**Goal**
What follows is a listing; give it again exactly, in its entirety.

**Supplied entries**

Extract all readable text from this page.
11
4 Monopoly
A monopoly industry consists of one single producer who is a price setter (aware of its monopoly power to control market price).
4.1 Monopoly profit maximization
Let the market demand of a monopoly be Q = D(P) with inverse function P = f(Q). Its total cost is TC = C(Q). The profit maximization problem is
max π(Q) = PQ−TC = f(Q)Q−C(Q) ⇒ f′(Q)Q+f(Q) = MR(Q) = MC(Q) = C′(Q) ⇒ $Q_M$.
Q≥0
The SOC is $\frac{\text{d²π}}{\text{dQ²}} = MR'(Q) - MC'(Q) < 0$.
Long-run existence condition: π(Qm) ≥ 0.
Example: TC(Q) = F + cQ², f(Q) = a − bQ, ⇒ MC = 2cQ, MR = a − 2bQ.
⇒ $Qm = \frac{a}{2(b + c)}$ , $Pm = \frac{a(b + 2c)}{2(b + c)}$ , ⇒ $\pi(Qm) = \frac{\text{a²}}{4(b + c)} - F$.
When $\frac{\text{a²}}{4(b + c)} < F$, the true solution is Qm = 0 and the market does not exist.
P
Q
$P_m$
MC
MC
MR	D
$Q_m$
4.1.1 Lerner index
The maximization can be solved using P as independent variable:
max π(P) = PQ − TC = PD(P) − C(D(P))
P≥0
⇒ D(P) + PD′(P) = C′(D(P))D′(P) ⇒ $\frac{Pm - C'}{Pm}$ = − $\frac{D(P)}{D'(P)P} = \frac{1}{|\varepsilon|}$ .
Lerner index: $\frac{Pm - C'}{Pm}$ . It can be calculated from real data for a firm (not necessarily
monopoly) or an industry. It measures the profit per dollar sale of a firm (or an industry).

**Written response**
Extract all readable text from this page.
11
4 Monopoly
A monopoly industry consists of one single producer who is a price setter (aware of its monopoly power to control market price).
4.1 Monopoly profit maximization
Let the market demand of a monopoly be Q = D(P) with inverse function P = f(Q). Its total cost is TC = C(Q). The profit maximization problem is
max π(Q) = PQ−TC = f(Q)Q−C(Q) ⇒ f′(Q)Q+f(Q) = MR(Q) = MC(Q) = C′(Q) ⇒ $Q_M$.
Q≥0
The SOC is $\frac{\text{d²π}}{\text{dQ²}} = MR'(Q) - MC'(Q) < 0$.
Long-run existence condition: π(Qm) ≥ 0.
Example: TC(Q) = F + cQ², f(Q) = a − bQ, ⇒ MC = 2cQ, MR = a − 2bQ.
⇒ $Qm = \frac{a}{2(b + c)}$ , $Pm = \frac{a(b + 2c)}{2(b + c)}$ , ⇒ $\pi(Qm) = \frac{\text{a²}}{4(b + c)} - F$.
When $\frac{\text{a²}}{4(b + c)} < F$, the true solution is Qm = 0 and the market does not exist.
P
Q
$P_m$
MC
MC
MR	D
$Q_m$
4.1.1 Lerner index
The maximization can be solved using P as independent variable:
max π(P) = PQ − TC = PD(P) − C(D(P))
P≥0
⇒ D(P) + PD′(P) = C′(D(P))D′(P) ⇒ $\frac{Pm - C'}{Pm}$ = − $\frac{D(P)}{D'(P)P} = \frac{1}{|\varepsilon|}$ .
Lerner index: $\frac{Pm - C'}{Pm}$ . It can be calculated from real data for a firm (not necessarily
monopoly) or an industry. It measures the profit per dollar sale of a firm (or an industry).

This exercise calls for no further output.